In the entries below, find the lines with the word "wood" and copy them.

* Start Input rows *

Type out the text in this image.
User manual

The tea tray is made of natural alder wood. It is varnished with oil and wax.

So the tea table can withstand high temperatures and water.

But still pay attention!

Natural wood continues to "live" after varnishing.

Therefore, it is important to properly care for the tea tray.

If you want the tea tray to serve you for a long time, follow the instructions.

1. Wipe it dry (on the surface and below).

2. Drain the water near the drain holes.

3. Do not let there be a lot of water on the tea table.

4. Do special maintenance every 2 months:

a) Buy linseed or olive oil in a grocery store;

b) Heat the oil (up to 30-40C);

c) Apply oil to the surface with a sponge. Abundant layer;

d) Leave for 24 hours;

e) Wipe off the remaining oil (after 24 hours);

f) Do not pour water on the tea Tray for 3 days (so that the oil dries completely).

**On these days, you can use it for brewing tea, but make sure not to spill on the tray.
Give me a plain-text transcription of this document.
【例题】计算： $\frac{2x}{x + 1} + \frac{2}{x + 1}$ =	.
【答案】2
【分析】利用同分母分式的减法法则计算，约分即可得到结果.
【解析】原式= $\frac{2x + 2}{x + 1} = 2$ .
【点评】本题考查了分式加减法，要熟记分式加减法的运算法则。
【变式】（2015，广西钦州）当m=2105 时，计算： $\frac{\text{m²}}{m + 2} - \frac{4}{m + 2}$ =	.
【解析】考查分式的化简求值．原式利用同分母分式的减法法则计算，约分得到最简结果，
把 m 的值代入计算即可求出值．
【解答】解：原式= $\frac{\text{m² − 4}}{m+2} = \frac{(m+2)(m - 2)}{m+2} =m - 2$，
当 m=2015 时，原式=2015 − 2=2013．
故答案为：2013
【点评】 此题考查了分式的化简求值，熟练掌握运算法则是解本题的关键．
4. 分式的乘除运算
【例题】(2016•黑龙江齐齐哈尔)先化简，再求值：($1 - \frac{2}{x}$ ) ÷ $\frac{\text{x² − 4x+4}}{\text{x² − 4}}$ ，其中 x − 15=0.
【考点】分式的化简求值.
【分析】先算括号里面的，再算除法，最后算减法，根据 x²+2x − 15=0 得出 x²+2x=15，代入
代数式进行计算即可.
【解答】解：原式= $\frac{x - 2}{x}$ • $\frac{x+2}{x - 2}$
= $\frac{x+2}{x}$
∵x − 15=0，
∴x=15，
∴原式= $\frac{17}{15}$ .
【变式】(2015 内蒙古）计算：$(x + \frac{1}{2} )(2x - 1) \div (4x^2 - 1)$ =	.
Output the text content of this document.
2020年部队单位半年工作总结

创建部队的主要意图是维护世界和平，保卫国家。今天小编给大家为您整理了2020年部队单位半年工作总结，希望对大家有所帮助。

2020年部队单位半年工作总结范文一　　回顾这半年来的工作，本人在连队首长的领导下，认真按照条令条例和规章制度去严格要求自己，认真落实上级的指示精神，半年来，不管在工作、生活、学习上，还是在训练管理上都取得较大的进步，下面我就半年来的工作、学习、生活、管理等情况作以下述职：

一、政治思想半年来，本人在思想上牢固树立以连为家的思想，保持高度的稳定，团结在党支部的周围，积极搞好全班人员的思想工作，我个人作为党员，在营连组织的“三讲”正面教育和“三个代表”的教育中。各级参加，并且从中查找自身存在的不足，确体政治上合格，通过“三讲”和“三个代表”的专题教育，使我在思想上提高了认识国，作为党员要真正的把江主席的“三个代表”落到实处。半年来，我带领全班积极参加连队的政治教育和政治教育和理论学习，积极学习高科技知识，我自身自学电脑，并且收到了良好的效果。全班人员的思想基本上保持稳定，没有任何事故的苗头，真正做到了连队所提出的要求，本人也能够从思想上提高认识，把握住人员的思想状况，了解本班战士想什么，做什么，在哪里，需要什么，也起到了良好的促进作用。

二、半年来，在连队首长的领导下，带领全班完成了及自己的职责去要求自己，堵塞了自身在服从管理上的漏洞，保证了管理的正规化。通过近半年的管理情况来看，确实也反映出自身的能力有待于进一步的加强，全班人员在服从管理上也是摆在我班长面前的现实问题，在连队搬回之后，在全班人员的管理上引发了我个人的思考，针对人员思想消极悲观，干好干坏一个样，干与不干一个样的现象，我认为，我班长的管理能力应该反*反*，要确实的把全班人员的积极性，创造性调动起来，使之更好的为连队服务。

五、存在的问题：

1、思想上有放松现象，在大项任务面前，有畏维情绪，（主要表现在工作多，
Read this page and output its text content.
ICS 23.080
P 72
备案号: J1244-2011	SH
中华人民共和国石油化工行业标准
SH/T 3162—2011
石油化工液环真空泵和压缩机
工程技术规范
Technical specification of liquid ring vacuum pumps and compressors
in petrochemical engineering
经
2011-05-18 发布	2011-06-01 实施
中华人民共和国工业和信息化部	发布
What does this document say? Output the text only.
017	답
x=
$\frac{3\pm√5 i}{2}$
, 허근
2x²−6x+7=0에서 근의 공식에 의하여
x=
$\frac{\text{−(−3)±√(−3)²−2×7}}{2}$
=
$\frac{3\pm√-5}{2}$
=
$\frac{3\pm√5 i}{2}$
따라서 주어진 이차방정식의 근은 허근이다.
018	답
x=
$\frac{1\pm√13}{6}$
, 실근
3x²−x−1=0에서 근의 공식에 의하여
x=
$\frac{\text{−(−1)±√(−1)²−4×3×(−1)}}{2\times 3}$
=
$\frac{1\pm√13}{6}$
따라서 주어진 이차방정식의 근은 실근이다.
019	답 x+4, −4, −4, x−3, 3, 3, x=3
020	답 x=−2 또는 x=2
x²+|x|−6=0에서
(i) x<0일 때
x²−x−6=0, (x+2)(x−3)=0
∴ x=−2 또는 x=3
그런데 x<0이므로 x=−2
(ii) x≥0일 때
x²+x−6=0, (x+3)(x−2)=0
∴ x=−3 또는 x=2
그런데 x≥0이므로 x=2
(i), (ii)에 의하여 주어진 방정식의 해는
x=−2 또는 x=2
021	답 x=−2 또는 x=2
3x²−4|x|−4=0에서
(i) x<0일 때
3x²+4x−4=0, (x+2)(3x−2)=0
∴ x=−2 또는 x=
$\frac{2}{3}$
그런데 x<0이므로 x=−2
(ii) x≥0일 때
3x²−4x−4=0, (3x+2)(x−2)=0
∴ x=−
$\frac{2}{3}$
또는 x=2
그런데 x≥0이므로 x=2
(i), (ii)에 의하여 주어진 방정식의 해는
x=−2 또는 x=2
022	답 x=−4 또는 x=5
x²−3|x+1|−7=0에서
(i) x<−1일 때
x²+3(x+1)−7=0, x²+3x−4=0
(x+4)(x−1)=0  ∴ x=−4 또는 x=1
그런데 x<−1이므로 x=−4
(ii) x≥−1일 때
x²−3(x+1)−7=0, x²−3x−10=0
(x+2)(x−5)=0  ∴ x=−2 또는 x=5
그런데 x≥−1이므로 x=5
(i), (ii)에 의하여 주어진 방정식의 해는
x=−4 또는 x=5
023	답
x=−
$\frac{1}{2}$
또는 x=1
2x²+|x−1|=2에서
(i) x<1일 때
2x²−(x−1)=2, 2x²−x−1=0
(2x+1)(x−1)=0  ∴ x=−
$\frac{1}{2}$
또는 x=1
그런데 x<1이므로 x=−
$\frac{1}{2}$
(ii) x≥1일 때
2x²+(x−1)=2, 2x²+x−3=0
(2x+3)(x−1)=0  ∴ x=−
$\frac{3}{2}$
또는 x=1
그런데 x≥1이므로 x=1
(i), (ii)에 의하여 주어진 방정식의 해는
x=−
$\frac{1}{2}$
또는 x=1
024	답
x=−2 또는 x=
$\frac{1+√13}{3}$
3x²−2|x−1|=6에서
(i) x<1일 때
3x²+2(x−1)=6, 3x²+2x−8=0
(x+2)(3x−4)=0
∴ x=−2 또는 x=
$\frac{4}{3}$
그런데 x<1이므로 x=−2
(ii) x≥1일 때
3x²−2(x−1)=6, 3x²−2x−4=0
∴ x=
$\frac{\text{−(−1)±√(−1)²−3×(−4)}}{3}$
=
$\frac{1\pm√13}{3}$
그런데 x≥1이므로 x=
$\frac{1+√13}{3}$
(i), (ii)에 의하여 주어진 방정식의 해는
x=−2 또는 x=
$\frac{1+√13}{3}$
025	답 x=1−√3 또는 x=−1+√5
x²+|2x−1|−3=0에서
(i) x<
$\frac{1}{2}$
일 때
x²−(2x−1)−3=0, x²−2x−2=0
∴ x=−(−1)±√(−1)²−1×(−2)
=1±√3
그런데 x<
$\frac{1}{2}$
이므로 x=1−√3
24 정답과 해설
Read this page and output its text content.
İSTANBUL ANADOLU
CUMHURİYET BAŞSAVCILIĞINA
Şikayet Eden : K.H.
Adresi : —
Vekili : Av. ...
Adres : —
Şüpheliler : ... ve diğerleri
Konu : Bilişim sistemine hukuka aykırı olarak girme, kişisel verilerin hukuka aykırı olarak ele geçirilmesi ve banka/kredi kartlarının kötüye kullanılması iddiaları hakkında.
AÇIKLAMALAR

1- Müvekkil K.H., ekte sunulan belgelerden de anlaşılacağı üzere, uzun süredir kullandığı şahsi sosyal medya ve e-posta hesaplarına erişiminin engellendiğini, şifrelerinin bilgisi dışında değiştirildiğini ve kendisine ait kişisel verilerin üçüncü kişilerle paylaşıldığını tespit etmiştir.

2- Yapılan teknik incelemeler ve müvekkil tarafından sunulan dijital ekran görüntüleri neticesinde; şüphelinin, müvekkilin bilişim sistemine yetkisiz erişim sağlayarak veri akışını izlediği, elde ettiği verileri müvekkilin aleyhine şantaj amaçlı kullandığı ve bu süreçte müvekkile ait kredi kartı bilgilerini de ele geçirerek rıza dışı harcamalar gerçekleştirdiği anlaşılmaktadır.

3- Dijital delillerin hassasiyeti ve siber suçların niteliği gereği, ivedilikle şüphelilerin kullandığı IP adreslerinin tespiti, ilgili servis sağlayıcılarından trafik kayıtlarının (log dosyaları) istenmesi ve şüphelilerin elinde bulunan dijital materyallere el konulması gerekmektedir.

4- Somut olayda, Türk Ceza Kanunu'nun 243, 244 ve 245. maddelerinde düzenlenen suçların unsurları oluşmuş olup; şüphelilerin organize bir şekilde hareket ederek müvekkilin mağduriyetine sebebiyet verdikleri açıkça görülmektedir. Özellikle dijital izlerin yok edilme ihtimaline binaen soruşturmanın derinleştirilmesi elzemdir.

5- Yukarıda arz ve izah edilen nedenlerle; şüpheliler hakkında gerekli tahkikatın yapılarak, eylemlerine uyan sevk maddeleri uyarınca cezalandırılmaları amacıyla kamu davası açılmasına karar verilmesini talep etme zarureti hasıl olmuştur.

* End Input rows *

■ **Correct result**:
The tea tray is made of natural alder wood. It is varnished with oil and wax.
Natural wood continues to "live" after varnishing.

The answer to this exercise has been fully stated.